[Data items]
:::
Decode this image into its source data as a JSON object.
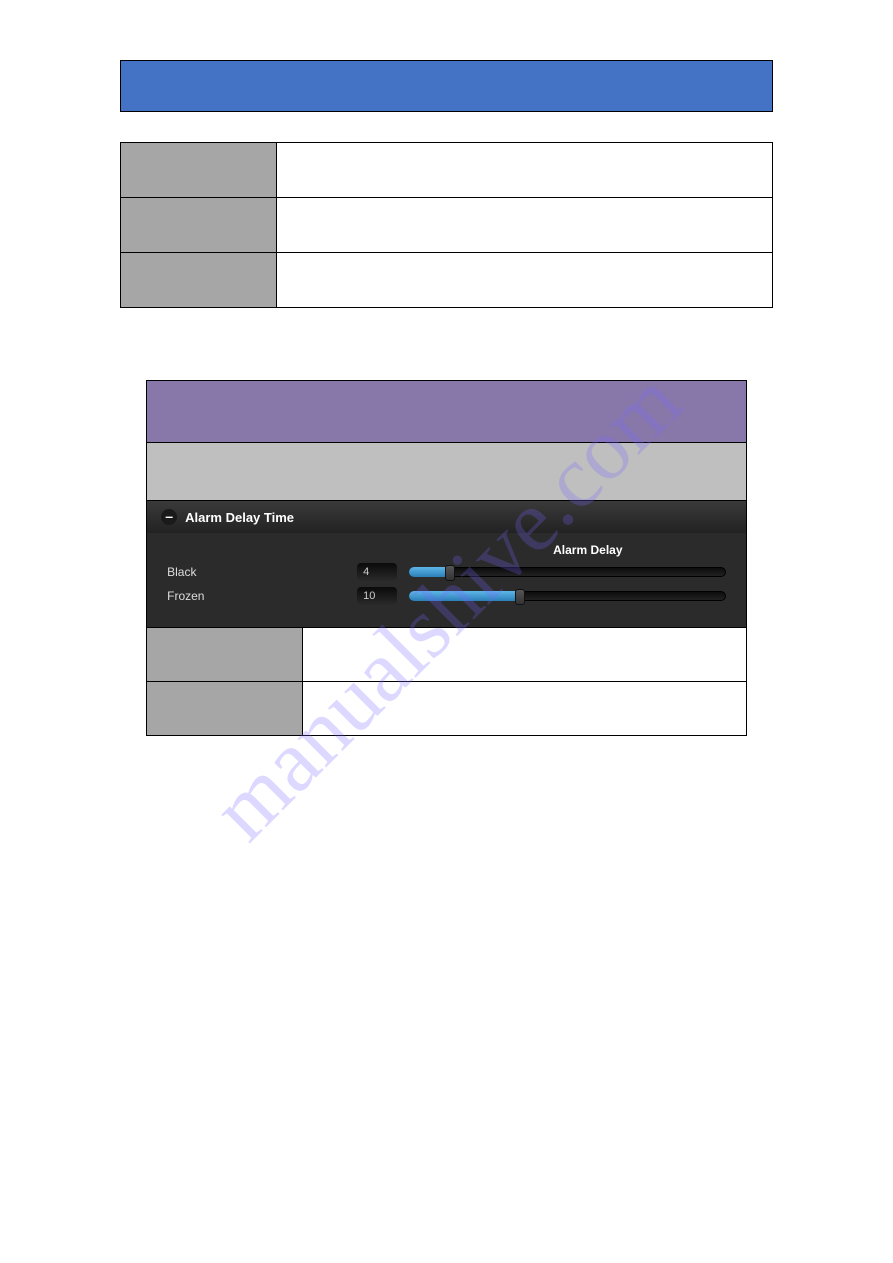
{
  "watermark": "manualshive.com",
  "panel": {
    "title": "Alarm Delay Time",
    "collapse_glyph": "–",
    "col_header": "Alarm Delay",
    "rows": [
      {
        "label": "Black",
        "value": "4"
      },
      {
        "label": "Frozen",
        "value": "10"
      }
    ]
  }
}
:::
Repeat every record above exactly, but leave out any pictures.

Decode this image into its source data as a JSON object.
{
  "watermark": "manualshive.com",
  "panel": {
    "title": "Alarm Delay Time",
    "collapse_glyph": "–",
    "col_header": "Alarm Delay",
    "rows": [
      {
        "label": "Black",
        "value": "4"
      },
      {
        "label": "Frozen",
        "value": "10"
      }
    ]
  }
}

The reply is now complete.